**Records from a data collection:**
────────────────

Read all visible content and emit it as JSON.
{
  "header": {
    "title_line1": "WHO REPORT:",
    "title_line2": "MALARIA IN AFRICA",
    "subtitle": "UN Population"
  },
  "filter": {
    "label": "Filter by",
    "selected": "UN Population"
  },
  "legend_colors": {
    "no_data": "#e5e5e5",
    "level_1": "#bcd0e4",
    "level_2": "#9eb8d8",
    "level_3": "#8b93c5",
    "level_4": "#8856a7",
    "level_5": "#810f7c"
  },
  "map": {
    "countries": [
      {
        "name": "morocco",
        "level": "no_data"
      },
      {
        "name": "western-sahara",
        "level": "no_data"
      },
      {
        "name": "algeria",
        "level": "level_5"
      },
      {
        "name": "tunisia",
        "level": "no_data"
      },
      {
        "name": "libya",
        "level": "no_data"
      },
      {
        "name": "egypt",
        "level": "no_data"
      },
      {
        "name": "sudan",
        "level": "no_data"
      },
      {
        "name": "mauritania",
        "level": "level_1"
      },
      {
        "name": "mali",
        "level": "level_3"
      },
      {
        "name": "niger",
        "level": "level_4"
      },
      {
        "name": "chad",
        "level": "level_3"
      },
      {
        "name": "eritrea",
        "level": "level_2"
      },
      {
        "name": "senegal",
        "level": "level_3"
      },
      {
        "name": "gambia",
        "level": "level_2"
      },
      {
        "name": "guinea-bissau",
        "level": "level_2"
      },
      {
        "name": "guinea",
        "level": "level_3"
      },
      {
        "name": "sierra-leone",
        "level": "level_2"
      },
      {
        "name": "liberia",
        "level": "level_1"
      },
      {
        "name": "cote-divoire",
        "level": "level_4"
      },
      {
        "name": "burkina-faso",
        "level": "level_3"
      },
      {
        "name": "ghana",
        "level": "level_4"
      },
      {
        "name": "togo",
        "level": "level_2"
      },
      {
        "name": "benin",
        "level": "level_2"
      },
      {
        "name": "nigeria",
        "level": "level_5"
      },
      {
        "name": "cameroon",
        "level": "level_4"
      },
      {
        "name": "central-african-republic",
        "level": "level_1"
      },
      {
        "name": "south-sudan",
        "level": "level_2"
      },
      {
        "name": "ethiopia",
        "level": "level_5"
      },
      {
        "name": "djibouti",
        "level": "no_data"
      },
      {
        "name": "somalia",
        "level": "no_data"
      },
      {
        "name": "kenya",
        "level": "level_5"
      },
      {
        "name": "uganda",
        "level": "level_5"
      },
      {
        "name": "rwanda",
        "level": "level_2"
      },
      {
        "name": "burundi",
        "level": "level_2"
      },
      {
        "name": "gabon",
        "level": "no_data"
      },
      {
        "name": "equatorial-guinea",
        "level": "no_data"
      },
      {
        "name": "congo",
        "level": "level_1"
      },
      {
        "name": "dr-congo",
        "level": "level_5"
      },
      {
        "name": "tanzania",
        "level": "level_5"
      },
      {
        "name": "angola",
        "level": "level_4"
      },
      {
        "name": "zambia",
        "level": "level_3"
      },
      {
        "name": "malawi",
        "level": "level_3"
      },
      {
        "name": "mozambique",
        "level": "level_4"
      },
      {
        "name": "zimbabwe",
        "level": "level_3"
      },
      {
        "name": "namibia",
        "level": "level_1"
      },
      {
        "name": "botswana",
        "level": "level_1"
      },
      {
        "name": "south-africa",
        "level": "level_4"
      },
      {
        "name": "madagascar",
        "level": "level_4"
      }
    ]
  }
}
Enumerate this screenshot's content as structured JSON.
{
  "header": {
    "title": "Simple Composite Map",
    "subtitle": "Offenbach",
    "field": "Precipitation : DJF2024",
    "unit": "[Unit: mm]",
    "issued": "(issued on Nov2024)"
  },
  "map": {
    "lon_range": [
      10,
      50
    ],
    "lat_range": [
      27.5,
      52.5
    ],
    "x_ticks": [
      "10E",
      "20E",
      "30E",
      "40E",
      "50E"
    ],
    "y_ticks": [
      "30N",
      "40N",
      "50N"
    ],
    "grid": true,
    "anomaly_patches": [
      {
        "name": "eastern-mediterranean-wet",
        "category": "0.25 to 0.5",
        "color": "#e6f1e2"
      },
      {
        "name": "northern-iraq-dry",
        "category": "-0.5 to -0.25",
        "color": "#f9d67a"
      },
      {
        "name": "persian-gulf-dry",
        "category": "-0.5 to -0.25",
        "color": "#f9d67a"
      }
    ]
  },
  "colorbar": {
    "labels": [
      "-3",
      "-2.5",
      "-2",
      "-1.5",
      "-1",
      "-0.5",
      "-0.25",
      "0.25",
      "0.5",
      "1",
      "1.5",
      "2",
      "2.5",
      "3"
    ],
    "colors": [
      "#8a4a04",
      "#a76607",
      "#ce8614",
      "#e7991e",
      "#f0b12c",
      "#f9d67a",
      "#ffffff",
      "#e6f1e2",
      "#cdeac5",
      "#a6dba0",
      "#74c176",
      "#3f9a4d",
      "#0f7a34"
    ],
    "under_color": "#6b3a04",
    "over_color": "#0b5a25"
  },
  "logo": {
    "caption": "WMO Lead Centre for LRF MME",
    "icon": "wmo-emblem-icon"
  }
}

────────────────

**Stated task:**
Give the entries once more, exactly as they appear.

**Result of the task:**
Read all visible content and emit it as JSON.
{
  "header": {
    "title_line1": "WHO REPORT:",
    "title_line2": "MALARIA IN AFRICA",
    "subtitle": "UN Population"
  },
  "filter": {
    "label": "Filter by",
    "selected": "UN Population"
  },
  "legend_colors": {
    "no_data": "#e5e5e5",
    "level_1": "#bcd0e4",
    "level_2": "#9eb8d8",
    "level_3": "#8b93c5",
    "level_4": "#8856a7",
    "level_5": "#810f7c"
  },
  "map": {
    "countries": [
      {
        "name": "morocco",
        "level": "no_data"
      },
      {
        "name": "western-sahara",
        "level": "no_data"
      },
      {
        "name": "algeria",
        "level": "level_5"
      },
      {
        "name": "tunisia",
        "level": "no_data"
      },
      {
        "name": "libya",
        "level": "no_data"
      },
      {
        "name": "egypt",
        "level": "no_data"
      },
      {
        "name": "sudan",
        "level": "no_data"
      },
      {
        "name": "mauritania",
        "level": "level_1"
      },
      {
        "name": "mali",
        "level": "level_3"
      },
      {
        "name": "niger",
        "level": "level_4"
      },
      {
        "name": "chad",
        "level": "level_3"
      },
      {
        "name": "eritrea",
        "level": "level_2"
      },
      {
        "name": "senegal",
        "level": "level_3"
      },
      {
        "name": "gambia",
        "level": "level_2"
      },
      {
        "name": "guinea-bissau",
        "level": "level_2"
      },
      {
        "name": "guinea",
        "level": "level_3"
      },
      {
        "name": "sierra-leone",
        "level": "level_2"
      },
      {
        "name": "liberia",
        "level": "level_1"
      },
      {
        "name": "cote-divoire",
        "level": "level_4"
      },
      {
        "name": "burkina-faso",
        "level": "level_3"
      },
      {
        "name": "ghana",
        "level": "level_4"
      },
      {
        "name": "togo",
        "level": "level_2"
      },
      {
        "name": "benin",
        "level": "level_2"
      },
      {
        "name": "nigeria",
        "level": "level_5"
      },
      {
        "name": "cameroon",
        "level": "level_4"
      },
      {
        "name": "central-african-republic",
        "level": "level_1"
      },
      {
        "name": "south-sudan",
        "level": "level_2"
      },
      {
        "name": "ethiopia",
        "level": "level_5"
      },
      {
        "name": "djibouti",
        "level": "no_data"
      },
      {
        "name": "somalia",
        "level": "no_data"
      },
      {
        "name": "kenya",
        "level": "level_5"
      },
      {
        "name": "uganda",
        "level": "level_5"
      },
      {
        "name": "rwanda",
        "level": "level_2"
      },
      {
        "name": "burundi",
        "level": "level_2"
      },
      {
        "name": "gabon",
        "level": "no_data"
      },
      {
        "name": "equatorial-guinea",
        "level": "no_data"
      },
      {
        "name": "congo",
        "level": "level_1"
      },
      {
        "name": "dr-congo",
        "level": "level_5"
      },
      {
        "name": "tanzania",
        "level": "level_5"
      },
      {
        "name": "angola",
        "level": "level_4"
      },
      {
        "name": "zambia",
        "level": "level_3"
      },
      {
        "name": "malawi",
        "level": "level_3"
      },
      {
        "name": "mozambique",
        "level": "level_4"
      },
      {
        "name": "zimbabwe",
        "level": "level_3"
      },
      {
        "name": "namibia",
        "level": "level_1"
      },
      {
        "name": "botswana",
        "level": "level_1"
      },
      {
        "name": "south-africa",
        "level": "level_4"
      },
      {
        "name": "madagascar",
        "level": "level_4"
      }
    ]
  }
}
Enumerate this screenshot's content as structured JSON.
{
  "header": {
    "title": "Simple Composite Map",
    "subtitle": "Offenbach",
    "field": "Precipitation : DJF2024",
    "unit": "[Unit: mm]",
    "issued": "(issued on Nov2024)"
  },
  "map": {
    "lon_range": [
      10,
      50
    ],
    "lat_range": [
      27.5,
      52.5
    ],
    "x_ticks": [
      "10E",
      "20E",
      "30E",
      "40E",
      "50E"
    ],
    "y_ticks": [
      "30N",
      "40N",
      "50N"
    ],
    "grid": true,
    "anomaly_patches": [
      {
        "name": "eastern-mediterranean-wet",
        "category": "0.25 to 0.5",
        "color": "#e6f1e2"
      },
      {
        "name": "northern-iraq-dry",
        "category": "-0.5 to -0.25",
        "color": "#f9d67a"
      },
      {
        "name": "persian-gulf-dry",
        "category": "-0.5 to -0.25",
        "color": "#f9d67a"
      }
    ]
  },
  "colorbar": {
    "labels": [
      "-3",
      "-2.5",
      "-2",
      "-1.5",
      "-1",
      "-0.5",
      "-0.25",
      "0.25",
      "0.5",
      "1",
      "1.5",
      "2",
      "2.5",
      "3"
    ],
    "colors": [
      "#8a4a04",
      "#a76607",
      "#ce8614",
      "#e7991e",
      "#f0b12c",
      "#f9d67a",
      "#ffffff",
      "#e6f1e2",
      "#cdeac5",
      "#a6dba0",
      "#74c176",
      "#3f9a4d",
      "#0f7a34"
    ],
    "under_color": "#6b3a04",
    "over_color": "#0b5a25"
  },
  "logo": {
    "caption": "WMO Lead Centre for LRF MME",
    "icon": "wmo-emblem-icon"
  }
}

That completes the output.